:: INFORMATION SUPPLIED

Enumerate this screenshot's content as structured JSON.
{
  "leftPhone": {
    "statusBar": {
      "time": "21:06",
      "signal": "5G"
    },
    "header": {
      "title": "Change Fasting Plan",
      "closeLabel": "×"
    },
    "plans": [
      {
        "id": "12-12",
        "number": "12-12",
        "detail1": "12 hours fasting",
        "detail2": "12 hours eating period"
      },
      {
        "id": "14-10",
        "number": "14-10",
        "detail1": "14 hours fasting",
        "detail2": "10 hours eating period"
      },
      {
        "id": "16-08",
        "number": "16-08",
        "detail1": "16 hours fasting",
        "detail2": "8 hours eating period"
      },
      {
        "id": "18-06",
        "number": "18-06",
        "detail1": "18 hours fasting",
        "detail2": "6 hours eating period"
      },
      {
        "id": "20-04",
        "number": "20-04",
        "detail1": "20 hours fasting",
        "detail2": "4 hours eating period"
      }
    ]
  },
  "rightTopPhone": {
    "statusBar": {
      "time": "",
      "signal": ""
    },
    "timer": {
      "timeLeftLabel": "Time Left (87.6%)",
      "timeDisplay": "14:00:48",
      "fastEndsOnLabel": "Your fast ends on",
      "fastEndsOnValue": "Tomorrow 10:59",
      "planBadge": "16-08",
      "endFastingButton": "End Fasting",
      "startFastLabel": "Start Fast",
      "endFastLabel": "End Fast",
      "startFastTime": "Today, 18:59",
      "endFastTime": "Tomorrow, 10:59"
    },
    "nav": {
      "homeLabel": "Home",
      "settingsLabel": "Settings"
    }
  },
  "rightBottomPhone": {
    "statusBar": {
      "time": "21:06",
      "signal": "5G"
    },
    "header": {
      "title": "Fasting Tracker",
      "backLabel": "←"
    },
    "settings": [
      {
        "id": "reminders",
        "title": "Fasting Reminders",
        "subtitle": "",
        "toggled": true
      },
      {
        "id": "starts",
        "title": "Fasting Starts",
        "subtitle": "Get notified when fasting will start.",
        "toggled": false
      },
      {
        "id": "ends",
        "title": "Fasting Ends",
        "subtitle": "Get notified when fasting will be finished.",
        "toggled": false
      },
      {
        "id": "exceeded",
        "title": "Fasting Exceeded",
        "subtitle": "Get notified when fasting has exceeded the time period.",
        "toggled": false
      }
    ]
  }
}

::::

-- REQUIRED WORK --
Count every line of the material above that holds the string "Tomorrow", then state only the total.

-- IN RESPONSE --
2